* **Task input**:
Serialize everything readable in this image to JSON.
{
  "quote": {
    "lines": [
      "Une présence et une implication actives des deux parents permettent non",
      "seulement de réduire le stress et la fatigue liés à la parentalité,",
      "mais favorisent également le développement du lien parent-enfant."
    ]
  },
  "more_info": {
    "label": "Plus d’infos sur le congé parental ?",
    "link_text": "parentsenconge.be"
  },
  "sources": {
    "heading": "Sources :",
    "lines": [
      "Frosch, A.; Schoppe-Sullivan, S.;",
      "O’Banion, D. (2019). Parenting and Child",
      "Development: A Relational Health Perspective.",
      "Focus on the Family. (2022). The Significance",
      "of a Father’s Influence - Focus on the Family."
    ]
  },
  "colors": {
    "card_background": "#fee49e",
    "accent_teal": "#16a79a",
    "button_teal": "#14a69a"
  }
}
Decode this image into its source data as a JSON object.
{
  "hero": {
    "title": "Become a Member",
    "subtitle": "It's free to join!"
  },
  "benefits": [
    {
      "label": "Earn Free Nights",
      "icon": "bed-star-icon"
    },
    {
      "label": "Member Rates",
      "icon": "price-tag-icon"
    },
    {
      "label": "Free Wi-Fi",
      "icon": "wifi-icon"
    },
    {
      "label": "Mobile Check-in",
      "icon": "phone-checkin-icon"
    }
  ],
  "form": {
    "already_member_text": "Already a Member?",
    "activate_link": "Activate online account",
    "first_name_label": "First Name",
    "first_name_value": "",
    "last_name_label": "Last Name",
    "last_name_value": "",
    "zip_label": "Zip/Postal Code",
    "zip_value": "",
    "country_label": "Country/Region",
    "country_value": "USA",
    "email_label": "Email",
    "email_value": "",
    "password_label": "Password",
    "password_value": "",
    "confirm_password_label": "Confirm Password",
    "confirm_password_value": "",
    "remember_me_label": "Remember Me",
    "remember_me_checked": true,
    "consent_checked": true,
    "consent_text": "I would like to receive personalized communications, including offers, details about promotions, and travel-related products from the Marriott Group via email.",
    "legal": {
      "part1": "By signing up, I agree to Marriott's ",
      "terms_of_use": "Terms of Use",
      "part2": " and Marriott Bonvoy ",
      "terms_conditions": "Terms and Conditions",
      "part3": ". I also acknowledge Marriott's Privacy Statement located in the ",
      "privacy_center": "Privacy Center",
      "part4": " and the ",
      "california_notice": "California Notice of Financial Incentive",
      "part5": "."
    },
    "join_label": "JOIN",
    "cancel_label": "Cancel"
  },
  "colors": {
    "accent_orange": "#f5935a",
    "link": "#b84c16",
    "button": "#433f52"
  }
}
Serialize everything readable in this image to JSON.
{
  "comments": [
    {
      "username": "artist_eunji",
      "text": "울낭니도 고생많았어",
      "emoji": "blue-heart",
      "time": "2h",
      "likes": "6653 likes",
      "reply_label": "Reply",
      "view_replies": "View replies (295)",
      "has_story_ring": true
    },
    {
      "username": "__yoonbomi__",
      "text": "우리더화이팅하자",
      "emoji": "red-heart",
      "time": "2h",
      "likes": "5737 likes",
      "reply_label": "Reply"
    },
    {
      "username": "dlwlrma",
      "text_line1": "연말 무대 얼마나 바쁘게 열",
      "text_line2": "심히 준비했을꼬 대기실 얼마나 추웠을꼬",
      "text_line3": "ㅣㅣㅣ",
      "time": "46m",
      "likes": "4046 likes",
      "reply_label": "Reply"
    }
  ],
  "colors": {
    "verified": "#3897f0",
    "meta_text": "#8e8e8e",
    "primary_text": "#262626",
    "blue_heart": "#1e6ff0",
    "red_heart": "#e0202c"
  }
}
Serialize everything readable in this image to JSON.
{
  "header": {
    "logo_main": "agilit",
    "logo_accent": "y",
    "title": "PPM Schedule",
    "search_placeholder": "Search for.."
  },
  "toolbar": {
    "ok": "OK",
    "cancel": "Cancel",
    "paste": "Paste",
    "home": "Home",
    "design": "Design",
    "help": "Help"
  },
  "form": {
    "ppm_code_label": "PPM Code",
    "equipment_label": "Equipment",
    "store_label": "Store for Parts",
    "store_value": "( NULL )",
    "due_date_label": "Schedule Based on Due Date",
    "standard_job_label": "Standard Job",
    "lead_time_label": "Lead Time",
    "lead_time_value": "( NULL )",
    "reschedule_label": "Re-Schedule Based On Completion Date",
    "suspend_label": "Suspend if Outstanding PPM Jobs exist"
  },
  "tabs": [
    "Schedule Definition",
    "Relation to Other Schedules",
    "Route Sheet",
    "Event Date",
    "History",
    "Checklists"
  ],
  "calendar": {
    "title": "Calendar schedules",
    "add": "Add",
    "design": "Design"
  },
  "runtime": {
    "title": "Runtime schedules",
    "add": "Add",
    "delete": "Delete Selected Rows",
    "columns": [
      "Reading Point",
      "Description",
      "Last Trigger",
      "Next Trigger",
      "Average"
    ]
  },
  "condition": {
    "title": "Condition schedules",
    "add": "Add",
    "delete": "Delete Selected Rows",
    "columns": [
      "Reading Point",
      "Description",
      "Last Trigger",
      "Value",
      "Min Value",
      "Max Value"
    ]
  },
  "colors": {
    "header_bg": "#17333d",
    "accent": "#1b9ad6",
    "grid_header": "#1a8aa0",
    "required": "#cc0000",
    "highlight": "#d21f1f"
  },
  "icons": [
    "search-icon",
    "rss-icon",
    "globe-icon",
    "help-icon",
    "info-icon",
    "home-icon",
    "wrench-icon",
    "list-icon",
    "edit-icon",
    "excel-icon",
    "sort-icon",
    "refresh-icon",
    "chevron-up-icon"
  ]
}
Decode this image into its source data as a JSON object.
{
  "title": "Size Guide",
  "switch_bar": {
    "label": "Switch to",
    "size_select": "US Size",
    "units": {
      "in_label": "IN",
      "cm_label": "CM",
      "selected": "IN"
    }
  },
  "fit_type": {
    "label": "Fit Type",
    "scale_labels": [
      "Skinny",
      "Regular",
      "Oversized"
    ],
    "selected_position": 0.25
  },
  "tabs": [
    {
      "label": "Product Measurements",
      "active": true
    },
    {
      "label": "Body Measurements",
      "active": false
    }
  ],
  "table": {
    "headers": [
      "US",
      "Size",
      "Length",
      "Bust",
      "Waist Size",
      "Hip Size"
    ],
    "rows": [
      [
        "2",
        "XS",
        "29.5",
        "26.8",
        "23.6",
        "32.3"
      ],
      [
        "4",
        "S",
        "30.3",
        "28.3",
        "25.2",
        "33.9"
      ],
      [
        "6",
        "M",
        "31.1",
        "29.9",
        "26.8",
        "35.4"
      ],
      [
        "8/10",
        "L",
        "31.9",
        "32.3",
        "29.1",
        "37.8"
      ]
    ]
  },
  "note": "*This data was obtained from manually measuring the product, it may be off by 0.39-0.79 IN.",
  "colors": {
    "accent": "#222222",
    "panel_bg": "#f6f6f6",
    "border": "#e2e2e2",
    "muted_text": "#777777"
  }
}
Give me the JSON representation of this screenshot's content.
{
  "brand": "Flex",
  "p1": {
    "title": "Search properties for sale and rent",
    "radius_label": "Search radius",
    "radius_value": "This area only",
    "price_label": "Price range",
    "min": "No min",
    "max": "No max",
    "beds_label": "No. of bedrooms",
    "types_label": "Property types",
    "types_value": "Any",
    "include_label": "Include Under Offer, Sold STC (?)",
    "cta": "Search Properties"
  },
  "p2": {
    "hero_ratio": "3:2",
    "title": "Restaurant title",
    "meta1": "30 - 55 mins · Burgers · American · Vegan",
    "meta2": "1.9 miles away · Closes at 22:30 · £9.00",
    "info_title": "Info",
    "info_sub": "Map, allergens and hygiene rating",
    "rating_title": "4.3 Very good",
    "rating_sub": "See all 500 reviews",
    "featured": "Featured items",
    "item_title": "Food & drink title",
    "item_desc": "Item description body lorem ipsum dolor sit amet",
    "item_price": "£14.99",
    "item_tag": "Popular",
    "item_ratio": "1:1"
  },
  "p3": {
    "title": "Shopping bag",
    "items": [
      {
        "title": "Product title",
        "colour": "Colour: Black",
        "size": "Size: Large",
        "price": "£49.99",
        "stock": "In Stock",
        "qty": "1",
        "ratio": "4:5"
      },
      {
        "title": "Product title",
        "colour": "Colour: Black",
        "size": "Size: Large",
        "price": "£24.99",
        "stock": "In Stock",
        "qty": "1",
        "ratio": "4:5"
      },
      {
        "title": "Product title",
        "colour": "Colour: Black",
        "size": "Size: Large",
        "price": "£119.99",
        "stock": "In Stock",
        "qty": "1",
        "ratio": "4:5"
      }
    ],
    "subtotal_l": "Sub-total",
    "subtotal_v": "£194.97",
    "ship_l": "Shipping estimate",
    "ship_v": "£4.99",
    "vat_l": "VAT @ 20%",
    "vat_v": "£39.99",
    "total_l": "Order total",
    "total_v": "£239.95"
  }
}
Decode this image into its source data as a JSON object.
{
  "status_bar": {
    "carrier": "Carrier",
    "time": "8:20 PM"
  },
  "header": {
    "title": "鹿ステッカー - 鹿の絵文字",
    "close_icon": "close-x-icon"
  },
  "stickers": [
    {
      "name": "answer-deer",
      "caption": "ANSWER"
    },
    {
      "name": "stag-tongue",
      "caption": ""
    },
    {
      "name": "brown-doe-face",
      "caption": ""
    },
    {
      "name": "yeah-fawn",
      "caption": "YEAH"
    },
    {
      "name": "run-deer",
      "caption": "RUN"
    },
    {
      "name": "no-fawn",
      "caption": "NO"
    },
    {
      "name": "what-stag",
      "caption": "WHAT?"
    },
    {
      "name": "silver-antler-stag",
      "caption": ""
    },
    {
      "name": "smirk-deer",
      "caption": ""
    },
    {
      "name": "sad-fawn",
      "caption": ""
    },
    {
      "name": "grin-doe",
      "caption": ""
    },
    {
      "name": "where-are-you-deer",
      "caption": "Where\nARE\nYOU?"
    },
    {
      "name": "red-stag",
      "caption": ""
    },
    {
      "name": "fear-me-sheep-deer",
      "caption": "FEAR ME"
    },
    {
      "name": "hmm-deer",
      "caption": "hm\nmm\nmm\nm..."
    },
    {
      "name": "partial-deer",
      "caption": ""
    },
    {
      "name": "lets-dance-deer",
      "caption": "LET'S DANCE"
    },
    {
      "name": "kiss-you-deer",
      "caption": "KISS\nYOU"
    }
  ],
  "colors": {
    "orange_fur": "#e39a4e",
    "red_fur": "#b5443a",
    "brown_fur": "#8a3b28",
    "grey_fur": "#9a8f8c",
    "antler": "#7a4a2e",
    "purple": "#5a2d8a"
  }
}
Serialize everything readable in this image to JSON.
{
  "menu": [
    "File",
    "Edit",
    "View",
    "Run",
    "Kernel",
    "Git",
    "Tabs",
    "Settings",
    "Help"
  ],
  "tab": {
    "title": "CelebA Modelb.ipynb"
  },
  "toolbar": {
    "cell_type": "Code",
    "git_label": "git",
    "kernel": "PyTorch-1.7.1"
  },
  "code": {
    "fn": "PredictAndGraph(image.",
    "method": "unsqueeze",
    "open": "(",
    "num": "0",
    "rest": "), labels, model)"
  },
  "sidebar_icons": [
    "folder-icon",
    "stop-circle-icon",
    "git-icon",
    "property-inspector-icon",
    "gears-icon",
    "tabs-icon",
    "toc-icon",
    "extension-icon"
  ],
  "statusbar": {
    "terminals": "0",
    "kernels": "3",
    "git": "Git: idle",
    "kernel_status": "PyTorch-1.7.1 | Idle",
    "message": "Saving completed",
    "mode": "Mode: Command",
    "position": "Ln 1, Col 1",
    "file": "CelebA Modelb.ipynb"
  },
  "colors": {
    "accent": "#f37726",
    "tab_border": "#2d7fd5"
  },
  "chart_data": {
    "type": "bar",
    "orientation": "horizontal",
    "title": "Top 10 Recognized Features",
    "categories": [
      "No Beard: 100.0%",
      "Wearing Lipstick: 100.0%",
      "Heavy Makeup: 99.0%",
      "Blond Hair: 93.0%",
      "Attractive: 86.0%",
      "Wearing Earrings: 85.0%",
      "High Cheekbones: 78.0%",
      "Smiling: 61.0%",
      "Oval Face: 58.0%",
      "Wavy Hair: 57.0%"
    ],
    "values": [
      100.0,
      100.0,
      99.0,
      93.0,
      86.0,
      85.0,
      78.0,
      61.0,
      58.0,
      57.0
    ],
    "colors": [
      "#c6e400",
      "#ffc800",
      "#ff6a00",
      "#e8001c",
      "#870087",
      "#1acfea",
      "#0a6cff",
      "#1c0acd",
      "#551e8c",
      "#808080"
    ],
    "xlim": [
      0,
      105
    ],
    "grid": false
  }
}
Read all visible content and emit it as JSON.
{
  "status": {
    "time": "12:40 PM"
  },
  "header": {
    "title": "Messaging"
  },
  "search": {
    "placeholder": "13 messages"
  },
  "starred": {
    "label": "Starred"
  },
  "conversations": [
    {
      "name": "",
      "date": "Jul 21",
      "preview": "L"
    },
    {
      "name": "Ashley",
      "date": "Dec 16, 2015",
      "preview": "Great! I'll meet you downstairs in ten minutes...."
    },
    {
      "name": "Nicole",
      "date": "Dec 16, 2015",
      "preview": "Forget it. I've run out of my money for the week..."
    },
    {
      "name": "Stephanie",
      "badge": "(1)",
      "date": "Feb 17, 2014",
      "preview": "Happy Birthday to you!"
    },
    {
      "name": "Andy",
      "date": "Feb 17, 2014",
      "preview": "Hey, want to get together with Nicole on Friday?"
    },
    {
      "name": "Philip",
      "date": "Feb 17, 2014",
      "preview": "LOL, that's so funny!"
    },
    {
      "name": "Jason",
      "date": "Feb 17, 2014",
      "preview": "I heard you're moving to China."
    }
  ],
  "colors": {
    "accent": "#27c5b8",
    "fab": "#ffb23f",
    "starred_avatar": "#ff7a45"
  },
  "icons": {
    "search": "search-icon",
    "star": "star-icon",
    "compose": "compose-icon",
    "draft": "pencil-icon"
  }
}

* **Objective**: Using the entries above, tally how many lines have the word "Family" in them; write the number and nothing more.

* **Response for this exercise**: 2